_Task details_. Copy every entry exactly.

%%

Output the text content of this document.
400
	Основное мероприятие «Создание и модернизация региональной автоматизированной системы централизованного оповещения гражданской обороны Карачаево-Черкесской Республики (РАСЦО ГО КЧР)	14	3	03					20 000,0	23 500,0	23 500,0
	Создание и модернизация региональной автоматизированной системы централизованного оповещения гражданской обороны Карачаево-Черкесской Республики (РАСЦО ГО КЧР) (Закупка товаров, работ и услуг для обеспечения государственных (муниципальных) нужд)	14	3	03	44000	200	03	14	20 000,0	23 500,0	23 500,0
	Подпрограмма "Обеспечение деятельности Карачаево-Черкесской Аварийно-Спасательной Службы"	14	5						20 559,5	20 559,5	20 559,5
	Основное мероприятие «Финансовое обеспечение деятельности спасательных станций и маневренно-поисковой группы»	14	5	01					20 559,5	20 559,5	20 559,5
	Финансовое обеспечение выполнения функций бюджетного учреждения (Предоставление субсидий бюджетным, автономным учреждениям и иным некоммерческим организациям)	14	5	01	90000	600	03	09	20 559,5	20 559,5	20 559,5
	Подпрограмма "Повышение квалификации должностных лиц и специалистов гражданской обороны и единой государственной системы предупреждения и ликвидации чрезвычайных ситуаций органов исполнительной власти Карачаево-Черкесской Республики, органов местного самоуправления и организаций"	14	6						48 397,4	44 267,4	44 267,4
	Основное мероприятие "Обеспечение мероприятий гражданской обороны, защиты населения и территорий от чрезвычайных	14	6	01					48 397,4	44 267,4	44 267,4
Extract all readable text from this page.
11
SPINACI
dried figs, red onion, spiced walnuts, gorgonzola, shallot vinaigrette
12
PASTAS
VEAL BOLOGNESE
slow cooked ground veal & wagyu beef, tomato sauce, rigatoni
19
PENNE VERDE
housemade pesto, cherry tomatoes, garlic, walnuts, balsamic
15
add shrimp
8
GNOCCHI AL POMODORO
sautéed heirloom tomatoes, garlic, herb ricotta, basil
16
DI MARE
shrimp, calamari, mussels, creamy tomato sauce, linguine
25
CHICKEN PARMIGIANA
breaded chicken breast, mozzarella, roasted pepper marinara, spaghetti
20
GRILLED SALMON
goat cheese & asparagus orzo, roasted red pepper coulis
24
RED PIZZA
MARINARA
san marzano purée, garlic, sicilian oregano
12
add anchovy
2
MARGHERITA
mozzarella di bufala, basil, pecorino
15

%%

_Exercise response_.
Output the text content of this document.
400
	Основное мероприятие «Создание и модернизация региональной автоматизированной системы централизованного оповещения гражданской обороны Карачаево-Черкесской Республики (РАСЦО ГО КЧР)	14	3	03					20 000,0	23 500,0	23 500,0
	Создание и модернизация региональной автоматизированной системы централизованного оповещения гражданской обороны Карачаево-Черкесской Республики (РАСЦО ГО КЧР) (Закупка товаров, работ и услуг для обеспечения государственных (муниципальных) нужд)	14	3	03	44000	200	03	14	20 000,0	23 500,0	23 500,0
	Подпрограмма "Обеспечение деятельности Карачаево-Черкесской Аварийно-Спасательной Службы"	14	5						20 559,5	20 559,5	20 559,5
	Основное мероприятие «Финансовое обеспечение деятельности спасательных станций и маневренно-поисковой группы»	14	5	01					20 559,5	20 559,5	20 559,5
	Финансовое обеспечение выполнения функций бюджетного учреждения (Предоставление субсидий бюджетным, автономным учреждениям и иным некоммерческим организациям)	14	5	01	90000	600	03	09	20 559,5	20 559,5	20 559,5
	Подпрограмма "Повышение квалификации должностных лиц и специалистов гражданской обороны и единой государственной системы предупреждения и ликвидации чрезвычайных ситуаций органов исполнительной власти Карачаево-Черкесской Республики, органов местного самоуправления и организаций"	14	6						48 397,4	44 267,4	44 267,4
	Основное мероприятие "Обеспечение мероприятий гражданской обороны, защиты населения и территорий от чрезвычайных	14	6	01					48 397,4	44 267,4	44 267,4
Extract all readable text from this page.
11
SPINACI
dried figs, red onion, spiced walnuts, gorgonzola, shallot vinaigrette
12
PASTAS
VEAL BOLOGNESE
slow cooked ground veal & wagyu beef, tomato sauce, rigatoni
19
PENNE VERDE
housemade pesto, cherry tomatoes, garlic, walnuts, balsamic
15
add shrimp
8
GNOCCHI AL POMODORO
sautéed heirloom tomatoes, garlic, herb ricotta, basil
16
DI MARE
shrimp, calamari, mussels, creamy tomato sauce, linguine
25
CHICKEN PARMIGIANA
breaded chicken breast, mozzarella, roasted pepper marinara, spaghetti
20
GRILLED SALMON
goat cheese & asparagus orzo, roasted red pepper coulis
24
RED PIZZA
MARINARA
san marzano purée, garlic, sicilian oregano
12
add anchovy
2
MARGHERITA
mozzarella di bufala, basil, pecorino
15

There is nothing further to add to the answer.